▶ Stated exercise:
Give all the lines below again, exactly, with no pictures.

▶ Material provided:
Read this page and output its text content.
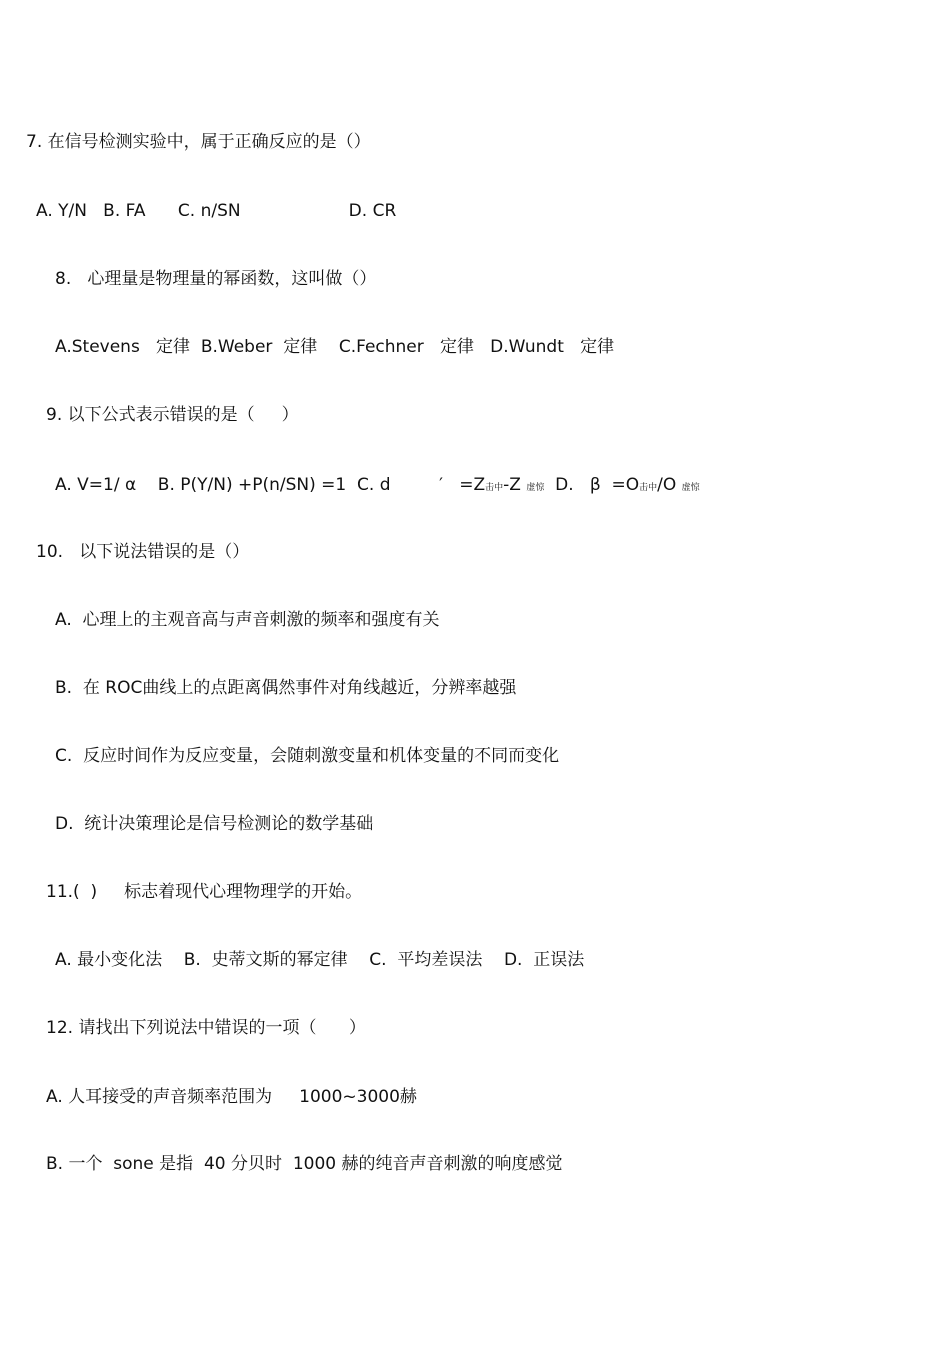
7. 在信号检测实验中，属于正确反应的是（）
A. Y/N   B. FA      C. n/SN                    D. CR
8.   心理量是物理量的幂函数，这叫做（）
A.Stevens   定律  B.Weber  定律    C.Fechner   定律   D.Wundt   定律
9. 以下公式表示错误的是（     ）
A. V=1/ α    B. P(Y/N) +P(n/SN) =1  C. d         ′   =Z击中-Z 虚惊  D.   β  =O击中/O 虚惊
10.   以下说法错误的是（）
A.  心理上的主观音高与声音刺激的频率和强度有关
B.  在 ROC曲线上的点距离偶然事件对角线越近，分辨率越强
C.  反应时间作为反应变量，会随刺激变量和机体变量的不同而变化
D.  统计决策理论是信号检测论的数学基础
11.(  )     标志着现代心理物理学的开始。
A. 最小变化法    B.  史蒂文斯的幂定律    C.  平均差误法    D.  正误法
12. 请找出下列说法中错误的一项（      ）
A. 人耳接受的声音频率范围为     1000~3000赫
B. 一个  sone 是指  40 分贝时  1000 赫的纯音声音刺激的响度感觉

▶ Exercise answer:
Read this page and output its text content.
7. 在信号检测实验中，属于正确反应的是（）
A. Y/N   B. FA      C. n/SN                    D. CR
8.   心理量是物理量的幂函数，这叫做（）
A.Stevens   定律  B.Weber  定律    C.Fechner   定律   D.Wundt   定律
9. 以下公式表示错误的是（     ）
A. V=1/ α    B. P(Y/N) +P(n/SN) =1  C. d         ′   =Z击中-Z 虚惊  D.   β  =O击中/O 虚惊
10.   以下说法错误的是（）
A.  心理上的主观音高与声音刺激的频率和强度有关
B.  在 ROC曲线上的点距离偶然事件对角线越近，分辨率越强
C.  反应时间作为反应变量，会随刺激变量和机体变量的不同而变化
D.  统计决策理论是信号检测论的数学基础
11.(  )     标志着现代心理物理学的开始。
A. 最小变化法    B.  史蒂文斯的幂定律    C.  平均差误法    D.  正误法
12. 请找出下列说法中错误的一项（      ）
A. 人耳接受的声音频率范围为     1000~3000赫
B. 一个  sone 是指  40 分贝时  1000 赫的纯音声音刺激的响度感觉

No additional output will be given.